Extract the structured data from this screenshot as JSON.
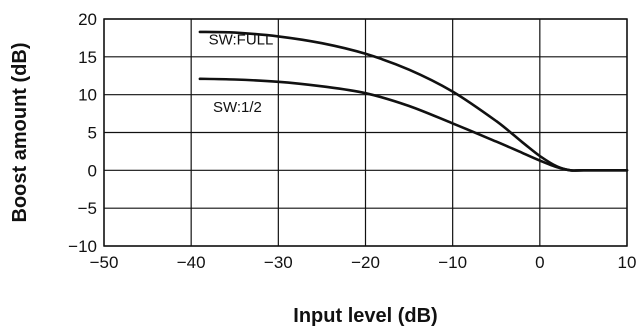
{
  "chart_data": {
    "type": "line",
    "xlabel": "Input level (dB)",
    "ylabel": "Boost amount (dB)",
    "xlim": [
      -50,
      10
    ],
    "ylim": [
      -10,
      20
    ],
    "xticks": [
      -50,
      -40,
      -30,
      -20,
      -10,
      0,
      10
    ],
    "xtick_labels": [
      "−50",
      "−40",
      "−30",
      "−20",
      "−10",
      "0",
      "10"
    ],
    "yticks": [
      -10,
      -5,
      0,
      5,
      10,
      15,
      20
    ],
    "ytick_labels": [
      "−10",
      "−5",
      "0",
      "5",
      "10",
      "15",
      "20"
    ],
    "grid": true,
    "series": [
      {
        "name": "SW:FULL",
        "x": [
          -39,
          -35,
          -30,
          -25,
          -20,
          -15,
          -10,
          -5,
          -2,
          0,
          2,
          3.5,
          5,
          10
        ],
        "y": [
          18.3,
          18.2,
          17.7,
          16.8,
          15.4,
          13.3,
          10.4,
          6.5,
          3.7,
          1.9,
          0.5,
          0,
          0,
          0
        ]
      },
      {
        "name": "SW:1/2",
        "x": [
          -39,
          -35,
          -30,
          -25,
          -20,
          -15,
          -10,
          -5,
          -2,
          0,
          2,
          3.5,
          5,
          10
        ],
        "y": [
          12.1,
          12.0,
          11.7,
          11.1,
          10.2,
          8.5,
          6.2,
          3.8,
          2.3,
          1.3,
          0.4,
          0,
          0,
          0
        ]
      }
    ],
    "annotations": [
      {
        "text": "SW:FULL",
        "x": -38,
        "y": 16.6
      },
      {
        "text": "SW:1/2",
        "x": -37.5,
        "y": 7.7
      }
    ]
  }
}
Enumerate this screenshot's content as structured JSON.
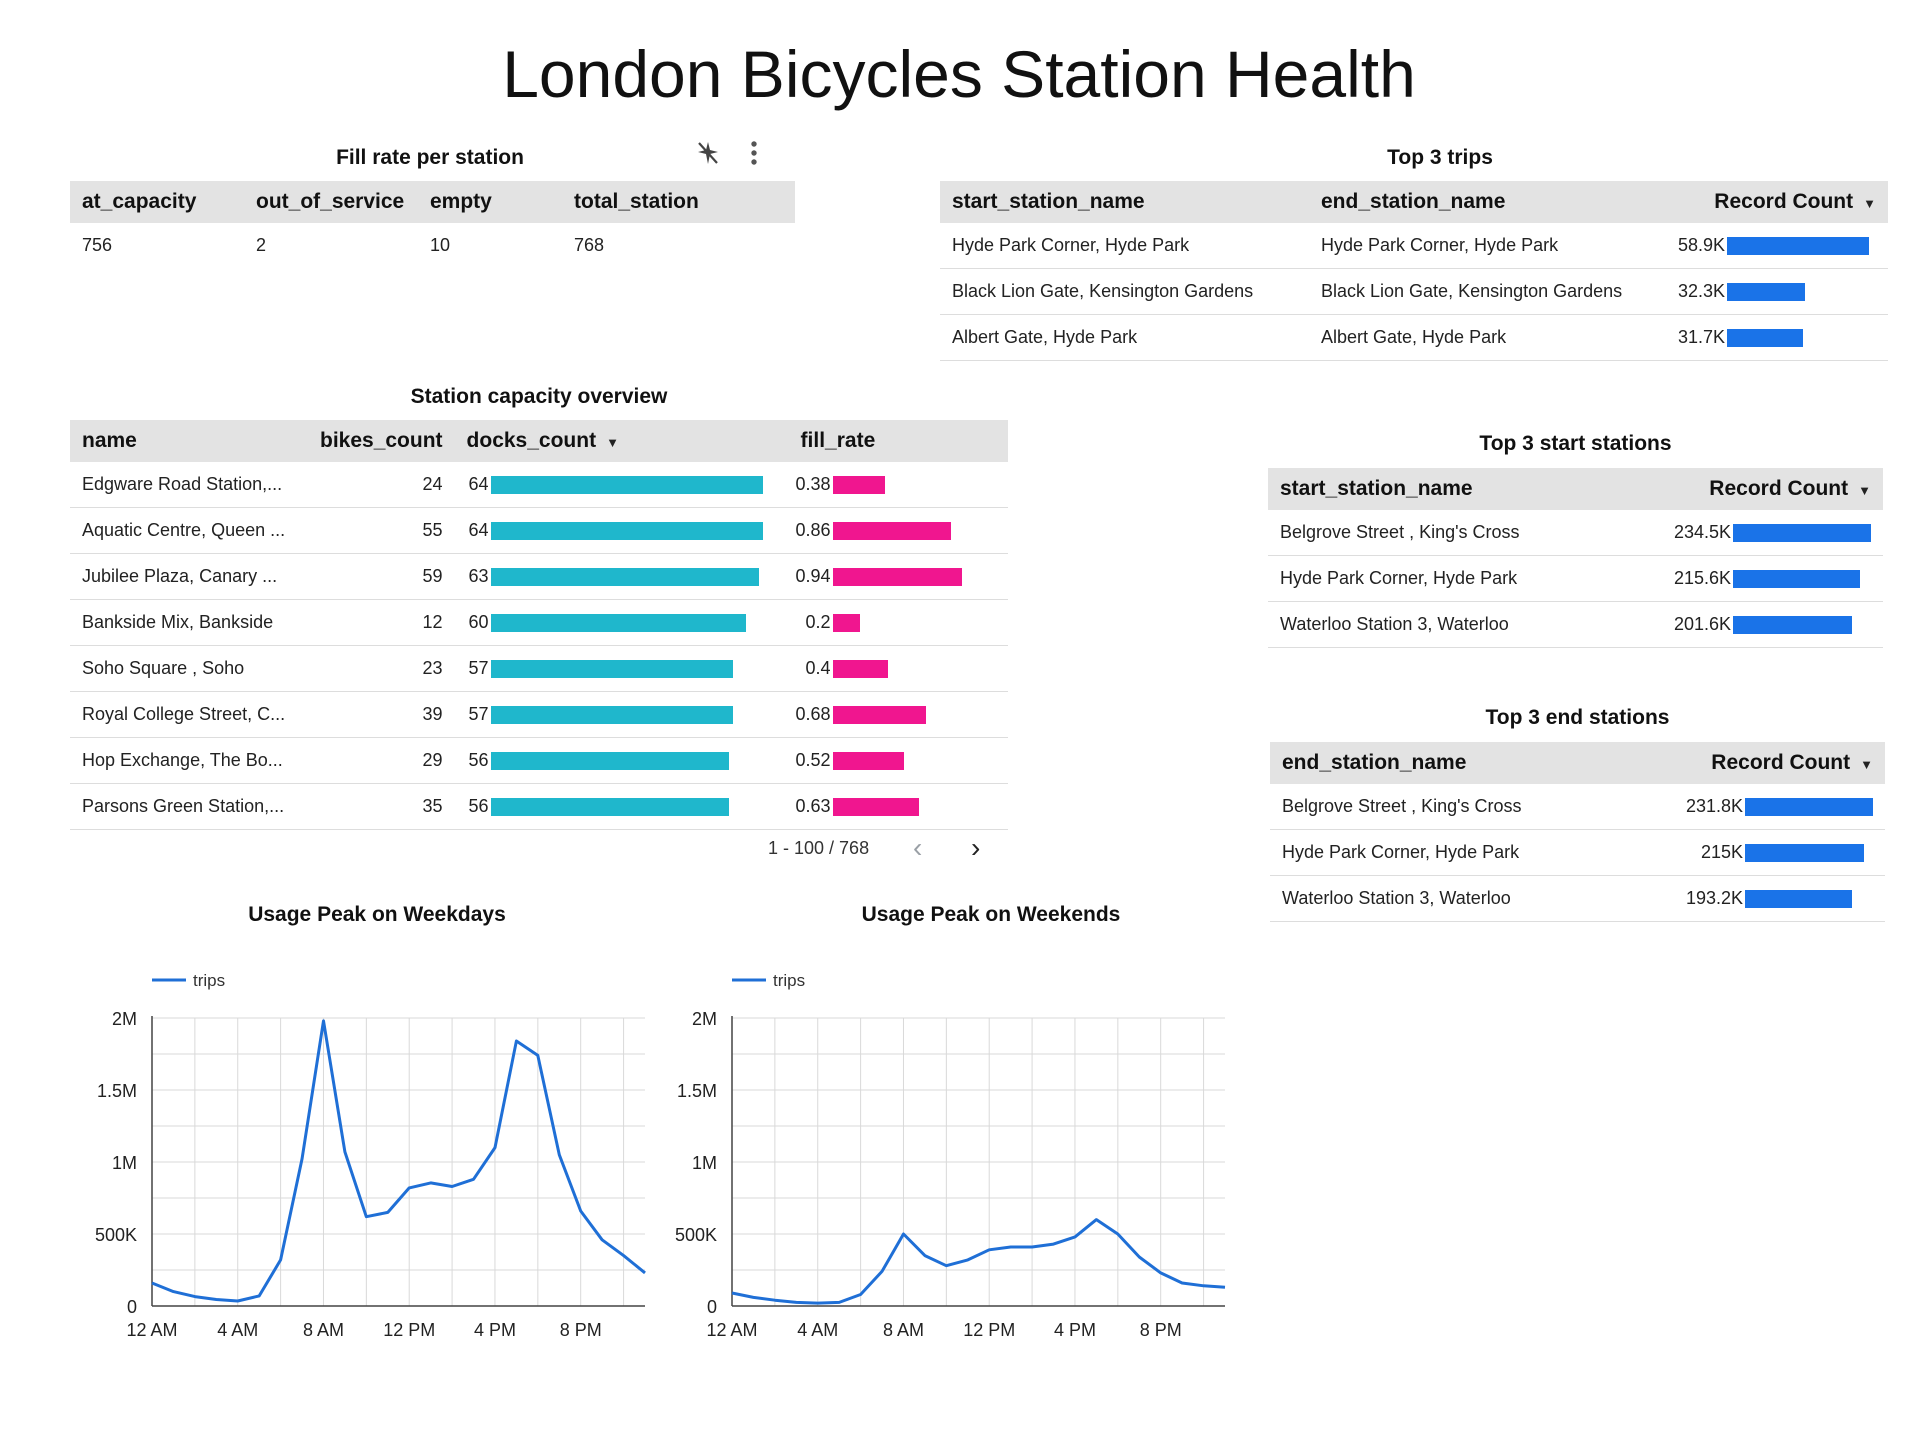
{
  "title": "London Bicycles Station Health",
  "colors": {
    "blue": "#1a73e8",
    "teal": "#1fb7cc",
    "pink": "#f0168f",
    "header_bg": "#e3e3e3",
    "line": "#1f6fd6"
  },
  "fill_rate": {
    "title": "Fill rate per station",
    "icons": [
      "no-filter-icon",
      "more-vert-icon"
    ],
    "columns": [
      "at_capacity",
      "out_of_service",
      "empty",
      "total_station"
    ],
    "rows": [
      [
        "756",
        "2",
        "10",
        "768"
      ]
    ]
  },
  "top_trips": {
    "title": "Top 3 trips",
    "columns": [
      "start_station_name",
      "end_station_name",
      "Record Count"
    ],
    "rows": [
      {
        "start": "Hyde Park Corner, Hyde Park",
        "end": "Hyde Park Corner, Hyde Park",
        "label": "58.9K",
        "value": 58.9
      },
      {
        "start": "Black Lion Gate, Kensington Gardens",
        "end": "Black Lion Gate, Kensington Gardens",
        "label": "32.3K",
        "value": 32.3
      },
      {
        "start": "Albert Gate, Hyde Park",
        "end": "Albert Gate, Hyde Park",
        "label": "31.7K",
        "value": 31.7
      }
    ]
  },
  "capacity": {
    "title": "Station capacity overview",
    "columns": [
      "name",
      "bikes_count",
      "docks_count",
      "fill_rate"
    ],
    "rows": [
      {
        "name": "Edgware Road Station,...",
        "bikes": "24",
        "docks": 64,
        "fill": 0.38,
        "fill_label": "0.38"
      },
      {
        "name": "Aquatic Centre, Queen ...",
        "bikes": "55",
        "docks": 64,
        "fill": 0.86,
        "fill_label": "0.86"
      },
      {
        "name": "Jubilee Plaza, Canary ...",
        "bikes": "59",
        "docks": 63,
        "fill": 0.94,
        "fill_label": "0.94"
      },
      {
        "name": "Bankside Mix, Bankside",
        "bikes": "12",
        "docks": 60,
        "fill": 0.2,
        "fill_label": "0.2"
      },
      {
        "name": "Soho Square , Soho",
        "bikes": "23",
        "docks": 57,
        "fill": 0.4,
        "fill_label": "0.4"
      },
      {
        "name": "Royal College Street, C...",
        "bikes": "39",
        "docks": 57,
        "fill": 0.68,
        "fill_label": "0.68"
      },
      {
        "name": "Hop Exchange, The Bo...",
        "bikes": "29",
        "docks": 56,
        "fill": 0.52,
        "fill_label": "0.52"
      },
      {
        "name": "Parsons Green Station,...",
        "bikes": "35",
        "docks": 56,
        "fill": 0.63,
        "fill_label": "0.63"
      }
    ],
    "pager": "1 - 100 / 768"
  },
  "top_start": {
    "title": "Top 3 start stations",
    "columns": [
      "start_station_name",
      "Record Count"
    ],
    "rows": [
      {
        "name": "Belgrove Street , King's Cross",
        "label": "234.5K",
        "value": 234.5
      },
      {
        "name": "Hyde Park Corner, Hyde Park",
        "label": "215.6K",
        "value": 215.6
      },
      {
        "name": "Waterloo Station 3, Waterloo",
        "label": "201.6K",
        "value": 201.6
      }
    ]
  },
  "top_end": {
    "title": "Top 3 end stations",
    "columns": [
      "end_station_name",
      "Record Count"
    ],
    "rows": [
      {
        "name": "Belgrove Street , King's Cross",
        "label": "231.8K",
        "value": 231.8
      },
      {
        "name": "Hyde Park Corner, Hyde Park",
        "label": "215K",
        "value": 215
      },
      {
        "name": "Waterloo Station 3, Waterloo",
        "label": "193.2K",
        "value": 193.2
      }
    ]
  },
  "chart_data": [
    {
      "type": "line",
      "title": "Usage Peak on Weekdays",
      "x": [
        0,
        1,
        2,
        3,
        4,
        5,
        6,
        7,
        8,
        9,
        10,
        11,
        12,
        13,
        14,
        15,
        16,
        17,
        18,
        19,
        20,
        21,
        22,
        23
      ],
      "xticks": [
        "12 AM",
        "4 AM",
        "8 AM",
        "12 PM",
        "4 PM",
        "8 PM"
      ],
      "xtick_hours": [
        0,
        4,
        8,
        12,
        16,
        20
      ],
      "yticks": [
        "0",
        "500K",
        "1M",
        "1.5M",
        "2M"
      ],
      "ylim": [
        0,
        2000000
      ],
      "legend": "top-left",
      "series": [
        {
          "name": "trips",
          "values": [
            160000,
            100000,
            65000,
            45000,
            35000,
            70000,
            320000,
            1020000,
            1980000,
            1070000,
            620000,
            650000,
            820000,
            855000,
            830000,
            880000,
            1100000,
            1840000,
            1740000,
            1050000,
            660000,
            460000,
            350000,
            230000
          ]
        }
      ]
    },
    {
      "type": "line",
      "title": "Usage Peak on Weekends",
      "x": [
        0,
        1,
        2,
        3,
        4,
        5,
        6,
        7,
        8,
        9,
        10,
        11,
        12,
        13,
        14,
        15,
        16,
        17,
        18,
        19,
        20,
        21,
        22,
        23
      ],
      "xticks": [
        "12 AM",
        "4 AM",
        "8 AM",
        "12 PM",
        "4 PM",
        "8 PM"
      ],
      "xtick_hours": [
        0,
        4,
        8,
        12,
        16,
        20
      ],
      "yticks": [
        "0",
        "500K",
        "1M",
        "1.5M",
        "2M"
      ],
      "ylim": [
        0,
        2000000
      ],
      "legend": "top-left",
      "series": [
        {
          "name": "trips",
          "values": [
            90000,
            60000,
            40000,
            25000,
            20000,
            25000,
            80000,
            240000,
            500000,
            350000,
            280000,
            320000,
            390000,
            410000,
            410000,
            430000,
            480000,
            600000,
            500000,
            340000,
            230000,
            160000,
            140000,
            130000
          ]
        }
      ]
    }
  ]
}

* * *

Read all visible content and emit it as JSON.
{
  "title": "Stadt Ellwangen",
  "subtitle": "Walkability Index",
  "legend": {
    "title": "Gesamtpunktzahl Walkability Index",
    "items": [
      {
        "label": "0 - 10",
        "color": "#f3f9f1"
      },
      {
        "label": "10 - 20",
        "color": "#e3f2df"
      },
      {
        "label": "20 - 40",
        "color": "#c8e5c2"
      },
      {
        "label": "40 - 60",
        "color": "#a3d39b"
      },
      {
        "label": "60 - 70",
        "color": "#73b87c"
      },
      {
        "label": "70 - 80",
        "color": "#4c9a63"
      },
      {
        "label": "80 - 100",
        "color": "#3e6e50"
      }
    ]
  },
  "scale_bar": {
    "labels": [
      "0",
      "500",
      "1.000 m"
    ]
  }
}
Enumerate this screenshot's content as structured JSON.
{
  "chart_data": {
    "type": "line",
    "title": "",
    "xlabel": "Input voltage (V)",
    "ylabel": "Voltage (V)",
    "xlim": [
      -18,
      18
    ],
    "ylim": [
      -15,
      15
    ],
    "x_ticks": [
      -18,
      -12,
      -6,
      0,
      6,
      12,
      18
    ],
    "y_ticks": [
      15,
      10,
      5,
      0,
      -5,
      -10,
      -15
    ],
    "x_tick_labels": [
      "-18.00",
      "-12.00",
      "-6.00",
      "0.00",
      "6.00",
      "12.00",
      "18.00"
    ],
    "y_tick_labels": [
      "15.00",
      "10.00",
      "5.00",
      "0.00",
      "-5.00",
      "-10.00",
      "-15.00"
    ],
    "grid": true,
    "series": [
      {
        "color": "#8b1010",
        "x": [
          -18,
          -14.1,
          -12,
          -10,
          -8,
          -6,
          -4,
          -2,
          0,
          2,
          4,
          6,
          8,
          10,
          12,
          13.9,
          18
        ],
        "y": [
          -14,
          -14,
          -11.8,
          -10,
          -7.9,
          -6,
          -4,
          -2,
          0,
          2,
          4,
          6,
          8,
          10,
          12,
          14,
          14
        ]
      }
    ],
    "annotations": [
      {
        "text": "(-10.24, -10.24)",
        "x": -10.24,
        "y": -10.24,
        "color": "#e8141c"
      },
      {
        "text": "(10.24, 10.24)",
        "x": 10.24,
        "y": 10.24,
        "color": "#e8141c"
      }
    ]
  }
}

* * *

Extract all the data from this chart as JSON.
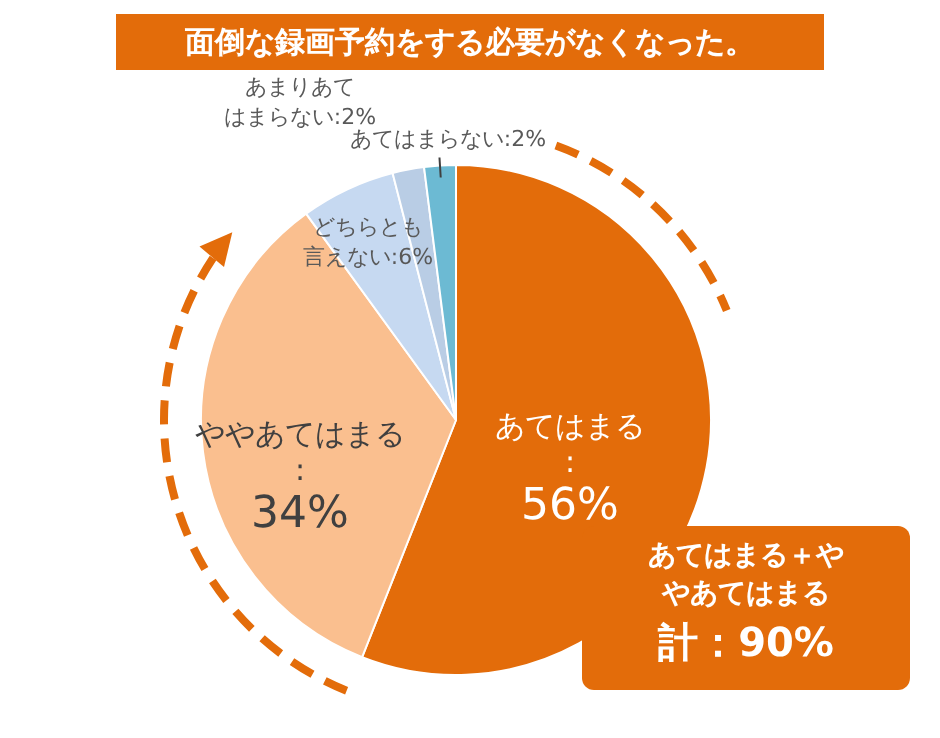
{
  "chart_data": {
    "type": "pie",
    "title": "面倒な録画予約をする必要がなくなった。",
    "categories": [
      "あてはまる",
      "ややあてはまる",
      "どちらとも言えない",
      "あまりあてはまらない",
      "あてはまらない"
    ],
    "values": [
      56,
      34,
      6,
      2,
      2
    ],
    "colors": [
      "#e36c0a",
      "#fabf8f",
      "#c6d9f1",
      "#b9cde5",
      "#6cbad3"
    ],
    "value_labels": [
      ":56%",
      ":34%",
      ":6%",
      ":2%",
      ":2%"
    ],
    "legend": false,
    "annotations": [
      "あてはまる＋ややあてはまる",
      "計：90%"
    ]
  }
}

* * *

WHAT IS ASKED:
Your answer should be a single number: the count of lines in the entries that contain the word "Albert".

ANSWER BELOW:
2